Extracted data entries
»»
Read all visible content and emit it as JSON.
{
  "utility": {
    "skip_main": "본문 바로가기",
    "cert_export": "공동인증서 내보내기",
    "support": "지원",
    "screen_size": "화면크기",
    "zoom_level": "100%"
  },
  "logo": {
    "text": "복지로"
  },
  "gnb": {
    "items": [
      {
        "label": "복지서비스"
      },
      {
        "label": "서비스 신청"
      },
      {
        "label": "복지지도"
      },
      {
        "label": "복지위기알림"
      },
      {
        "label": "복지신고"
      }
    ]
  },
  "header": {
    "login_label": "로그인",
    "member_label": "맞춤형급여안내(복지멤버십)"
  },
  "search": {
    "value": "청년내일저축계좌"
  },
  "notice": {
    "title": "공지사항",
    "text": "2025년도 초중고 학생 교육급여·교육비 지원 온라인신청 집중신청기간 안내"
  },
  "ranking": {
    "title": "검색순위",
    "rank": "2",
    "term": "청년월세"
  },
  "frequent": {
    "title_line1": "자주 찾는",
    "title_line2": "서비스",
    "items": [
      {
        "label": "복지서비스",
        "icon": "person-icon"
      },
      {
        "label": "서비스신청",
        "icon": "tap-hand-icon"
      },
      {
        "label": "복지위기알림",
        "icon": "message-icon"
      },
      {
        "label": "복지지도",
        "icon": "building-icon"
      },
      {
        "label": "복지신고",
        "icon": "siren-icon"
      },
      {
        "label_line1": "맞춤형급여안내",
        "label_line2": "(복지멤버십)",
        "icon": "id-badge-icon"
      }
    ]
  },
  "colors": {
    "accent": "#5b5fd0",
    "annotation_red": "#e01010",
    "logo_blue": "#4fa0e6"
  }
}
««
Please output the entire listing exactly as it stands.

Read all visible content and emit it as JSON.
{
  "utility": {
    "skip_main": "본문 바로가기",
    "cert_export": "공동인증서 내보내기",
    "support": "지원",
    "screen_size": "화면크기",
    "zoom_level": "100%"
  },
  "logo": {
    "text": "복지로"
  },
  "gnb": {
    "items": [
      {
        "label": "복지서비스"
      },
      {
        "label": "서비스 신청"
      },
      {
        "label": "복지지도"
      },
      {
        "label": "복지위기알림"
      },
      {
        "label": "복지신고"
      }
    ]
  },
  "header": {
    "login_label": "로그인",
    "member_label": "맞춤형급여안내(복지멤버십)"
  },
  "search": {
    "value": "청년내일저축계좌"
  },
  "notice": {
    "title": "공지사항",
    "text": "2025년도 초중고 학생 교육급여·교육비 지원 온라인신청 집중신청기간 안내"
  },
  "ranking": {
    "title": "검색순위",
    "rank": "2",
    "term": "청년월세"
  },
  "frequent": {
    "title_line1": "자주 찾는",
    "title_line2": "서비스",
    "items": [
      {
        "label": "복지서비스",
        "icon": "person-icon"
      },
      {
        "label": "서비스신청",
        "icon": "tap-hand-icon"
      },
      {
        "label": "복지위기알림",
        "icon": "message-icon"
      },
      {
        "label": "복지지도",
        "icon": "building-icon"
      },
      {
        "label": "복지신고",
        "icon": "siren-icon"
      },
      {
        "label_line1": "맞춤형급여안내",
        "label_line2": "(복지멤버십)",
        "icon": "id-badge-icon"
      }
    ]
  },
  "colors": {
    "accent": "#5b5fd0",
    "annotation_red": "#e01010",
    "logo_blue": "#4fa0e6"
  }
}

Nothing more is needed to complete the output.